TASK DIRECTIONS
Answer these questions from the text on conductive adhesive in shingled solar panels:
1. What two things does the adhesive do in shingled panels?
2. What temperature and relative humidity does the damp heat test use?
3. What does silver atom diffusion from the adhesive joint into the silicon wafer create?

SOURCE
Electrically conductive adhesive is the material that makes shingled panels possible. It bonds the overlapping cell strips and carries current between them. In a dry, stable climate it performs well. Across the EU’s continental and maritime climates, the picture is more complicated.

Peer-reviewed research confirms that under damp heat conditions (85°C at 85% relative humidity — the standard IEC accelerated aging test), shingled module fill factor declined even when the ECA’s own electrical resistance did not change. The failure mechanism is silver atom diffusion from the ECA joint into the silicon wafer, creating shunt current leakage paths that progressively reduce power output.^[10]

For EU installations in Germany, the Netherlands, Scandinavia, or the UK — where freeze-thaw cycling, persistent humidity, and wide temperature swings are routine — this is not a theoretical risk. It is an active degradation pathway with no equivalent in BC technology.

DATASET RECORDS

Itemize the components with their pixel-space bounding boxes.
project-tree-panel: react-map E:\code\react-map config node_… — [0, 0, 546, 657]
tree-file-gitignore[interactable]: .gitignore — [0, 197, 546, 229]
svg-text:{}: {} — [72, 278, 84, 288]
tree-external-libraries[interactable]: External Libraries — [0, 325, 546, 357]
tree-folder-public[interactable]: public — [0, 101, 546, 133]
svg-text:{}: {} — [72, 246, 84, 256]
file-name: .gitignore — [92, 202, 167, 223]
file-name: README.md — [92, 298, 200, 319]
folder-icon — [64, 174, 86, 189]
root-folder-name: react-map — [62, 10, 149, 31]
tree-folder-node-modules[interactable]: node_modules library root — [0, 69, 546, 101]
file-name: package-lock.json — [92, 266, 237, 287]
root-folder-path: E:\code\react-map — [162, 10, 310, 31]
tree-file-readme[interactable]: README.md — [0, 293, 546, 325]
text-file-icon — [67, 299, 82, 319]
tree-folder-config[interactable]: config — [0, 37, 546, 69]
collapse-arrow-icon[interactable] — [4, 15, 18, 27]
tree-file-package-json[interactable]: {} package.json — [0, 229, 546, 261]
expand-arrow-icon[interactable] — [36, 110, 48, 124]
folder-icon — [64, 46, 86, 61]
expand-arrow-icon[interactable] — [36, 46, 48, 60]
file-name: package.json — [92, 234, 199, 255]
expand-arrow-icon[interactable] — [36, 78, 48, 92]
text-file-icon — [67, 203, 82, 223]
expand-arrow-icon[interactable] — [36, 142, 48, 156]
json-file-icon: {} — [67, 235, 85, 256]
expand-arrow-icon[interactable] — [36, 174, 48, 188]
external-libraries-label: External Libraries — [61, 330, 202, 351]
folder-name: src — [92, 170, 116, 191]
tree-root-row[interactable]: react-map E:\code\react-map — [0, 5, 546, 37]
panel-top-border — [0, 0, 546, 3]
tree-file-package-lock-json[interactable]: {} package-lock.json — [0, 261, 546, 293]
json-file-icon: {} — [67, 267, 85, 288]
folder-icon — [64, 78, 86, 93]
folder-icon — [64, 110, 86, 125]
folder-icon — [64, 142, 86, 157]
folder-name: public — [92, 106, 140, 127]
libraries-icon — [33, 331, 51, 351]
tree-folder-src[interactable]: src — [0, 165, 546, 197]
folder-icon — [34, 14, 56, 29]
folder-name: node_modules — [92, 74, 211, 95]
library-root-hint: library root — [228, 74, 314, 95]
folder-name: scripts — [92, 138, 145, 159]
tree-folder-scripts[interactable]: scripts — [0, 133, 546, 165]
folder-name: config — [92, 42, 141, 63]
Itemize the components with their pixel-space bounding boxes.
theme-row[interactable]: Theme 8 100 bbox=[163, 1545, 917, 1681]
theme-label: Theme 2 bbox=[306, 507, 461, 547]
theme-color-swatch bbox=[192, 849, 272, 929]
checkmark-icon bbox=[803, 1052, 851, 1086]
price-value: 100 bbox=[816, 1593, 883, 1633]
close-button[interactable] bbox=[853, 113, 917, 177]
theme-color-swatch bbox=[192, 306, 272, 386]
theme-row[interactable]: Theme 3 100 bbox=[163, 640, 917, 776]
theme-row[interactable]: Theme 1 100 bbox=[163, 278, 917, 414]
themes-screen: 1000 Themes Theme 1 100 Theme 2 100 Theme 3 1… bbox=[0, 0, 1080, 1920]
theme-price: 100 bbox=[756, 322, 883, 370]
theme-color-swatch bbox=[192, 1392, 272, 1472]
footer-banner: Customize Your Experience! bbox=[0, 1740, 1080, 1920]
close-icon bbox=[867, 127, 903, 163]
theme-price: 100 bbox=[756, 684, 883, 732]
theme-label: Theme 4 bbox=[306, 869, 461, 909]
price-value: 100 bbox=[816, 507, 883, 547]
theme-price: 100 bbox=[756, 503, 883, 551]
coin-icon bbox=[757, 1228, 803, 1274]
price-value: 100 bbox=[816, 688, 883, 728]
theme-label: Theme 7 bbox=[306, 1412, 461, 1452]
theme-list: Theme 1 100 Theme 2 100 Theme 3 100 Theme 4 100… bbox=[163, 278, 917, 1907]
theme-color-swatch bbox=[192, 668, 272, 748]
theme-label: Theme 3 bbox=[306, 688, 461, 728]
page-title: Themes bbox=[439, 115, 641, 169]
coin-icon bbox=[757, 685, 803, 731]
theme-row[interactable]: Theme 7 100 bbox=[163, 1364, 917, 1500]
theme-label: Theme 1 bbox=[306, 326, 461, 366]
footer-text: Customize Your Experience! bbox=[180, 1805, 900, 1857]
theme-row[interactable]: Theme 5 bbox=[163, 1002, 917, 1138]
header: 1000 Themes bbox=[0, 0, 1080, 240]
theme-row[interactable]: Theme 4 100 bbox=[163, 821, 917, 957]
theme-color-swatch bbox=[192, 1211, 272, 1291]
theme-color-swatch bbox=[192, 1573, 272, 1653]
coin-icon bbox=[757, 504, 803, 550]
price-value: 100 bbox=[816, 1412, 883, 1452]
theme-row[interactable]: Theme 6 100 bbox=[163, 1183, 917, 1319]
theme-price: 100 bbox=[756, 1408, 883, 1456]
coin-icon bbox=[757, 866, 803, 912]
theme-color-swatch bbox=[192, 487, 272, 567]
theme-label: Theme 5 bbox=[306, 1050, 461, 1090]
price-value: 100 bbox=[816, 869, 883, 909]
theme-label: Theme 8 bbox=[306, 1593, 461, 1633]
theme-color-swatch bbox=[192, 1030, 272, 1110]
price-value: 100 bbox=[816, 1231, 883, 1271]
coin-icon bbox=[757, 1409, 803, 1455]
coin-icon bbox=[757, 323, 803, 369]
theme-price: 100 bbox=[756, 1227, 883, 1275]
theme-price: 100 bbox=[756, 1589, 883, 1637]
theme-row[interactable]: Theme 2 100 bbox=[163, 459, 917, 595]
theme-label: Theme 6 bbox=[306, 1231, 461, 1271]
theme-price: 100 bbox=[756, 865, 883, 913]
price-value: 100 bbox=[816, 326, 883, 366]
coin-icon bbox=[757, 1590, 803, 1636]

ANSWER
1. It bonds the overlapping cell strips and carries current between them.
2. 85°C at 85% relative humidity.
3. Shunt current leakage paths that progressively reduce power output.